▶ _Exercise directions_:
Report each line in the listing below that contains the string "outer", copying every such line in full.

▶ _Record list_:
· · ·
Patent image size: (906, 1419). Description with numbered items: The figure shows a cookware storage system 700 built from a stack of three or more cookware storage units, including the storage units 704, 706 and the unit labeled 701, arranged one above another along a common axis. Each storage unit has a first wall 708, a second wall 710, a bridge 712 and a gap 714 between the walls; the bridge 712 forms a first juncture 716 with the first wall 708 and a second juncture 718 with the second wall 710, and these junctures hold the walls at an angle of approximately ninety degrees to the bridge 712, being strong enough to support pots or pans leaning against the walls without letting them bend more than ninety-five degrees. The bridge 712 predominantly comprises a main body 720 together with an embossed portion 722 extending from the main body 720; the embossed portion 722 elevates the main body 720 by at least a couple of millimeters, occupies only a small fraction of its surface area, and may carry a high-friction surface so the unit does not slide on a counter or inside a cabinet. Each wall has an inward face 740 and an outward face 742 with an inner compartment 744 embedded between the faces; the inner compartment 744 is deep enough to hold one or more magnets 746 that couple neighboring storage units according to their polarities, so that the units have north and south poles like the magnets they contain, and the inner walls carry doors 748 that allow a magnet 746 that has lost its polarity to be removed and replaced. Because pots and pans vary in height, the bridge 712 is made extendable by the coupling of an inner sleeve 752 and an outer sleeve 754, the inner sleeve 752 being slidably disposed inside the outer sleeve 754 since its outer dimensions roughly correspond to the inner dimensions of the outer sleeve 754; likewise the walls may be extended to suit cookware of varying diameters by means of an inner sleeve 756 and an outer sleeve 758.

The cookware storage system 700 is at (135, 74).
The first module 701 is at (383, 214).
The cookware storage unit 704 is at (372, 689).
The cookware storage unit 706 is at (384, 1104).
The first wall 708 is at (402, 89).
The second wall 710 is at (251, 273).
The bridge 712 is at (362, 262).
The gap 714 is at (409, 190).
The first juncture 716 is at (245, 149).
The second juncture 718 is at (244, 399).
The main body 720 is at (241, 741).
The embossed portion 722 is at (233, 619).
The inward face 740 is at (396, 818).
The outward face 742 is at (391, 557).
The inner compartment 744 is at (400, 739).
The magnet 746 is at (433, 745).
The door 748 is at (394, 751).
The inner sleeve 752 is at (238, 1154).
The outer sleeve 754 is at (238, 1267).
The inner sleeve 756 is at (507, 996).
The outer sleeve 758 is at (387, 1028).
· · ·
▶ _Exercise result_:
Patent image size: (906, 1419). Description with numbered items: The figure shows a cookware storage system 700 built from a stack of three or more cookware storage units, including the storage units 704, 706 and the unit labeled 701, arranged one above another along a common axis. Each storage unit has a first wall 708, a second wall 710, a bridge 712 and a gap 714 between the walls; the bridge 712 forms a first juncture 716 with the first wall 708 and a second juncture 718 with the second wall 710, and these junctures hold the walls at an angle of approximately ninety degrees to the bridge 712, being strong enough to support pots or pans leaning against the walls without letting them bend more than ninety-five degrees. The bridge 712 predominantly comprises a main body 720 together with an embossed portion 722 extending from the main body 720; the embossed portion 722 elevates the main body 720 by at least a couple of millimeters, occupies only a small fraction of its surface area, and may carry a high-friction surface so the unit does not slide on a counter or inside a cabinet. Each wall has an inward face 740 and an outward face 742 with an inner compartment 744 embedded between the faces; the inner compartment 744 is deep enough to hold one or more magnets 746 that couple neighboring storage units according to their polarities, so that the units have north and south poles like the magnets they contain, and the inner walls carry doors 748 that allow a magnet 746 that has lost its polarity to be removed and replaced. Because pots and pans vary in height, the bridge 712 is made extendable by the coupling of an inner sleeve 752 and an outer sleeve 754, the inner sleeve 752 being slidably disposed inside the outer sleeve 754 since its outer dimensions roughly correspond to the inner dimensions of the outer sleeve 754; likewise the walls may be extended to suit cookware of varying diameters by means of an inner sleeve 756 and an outer sleeve 758.
The outer sleeve 754 is at (238, 1267).
The outer sleeve 758 is at (387, 1028).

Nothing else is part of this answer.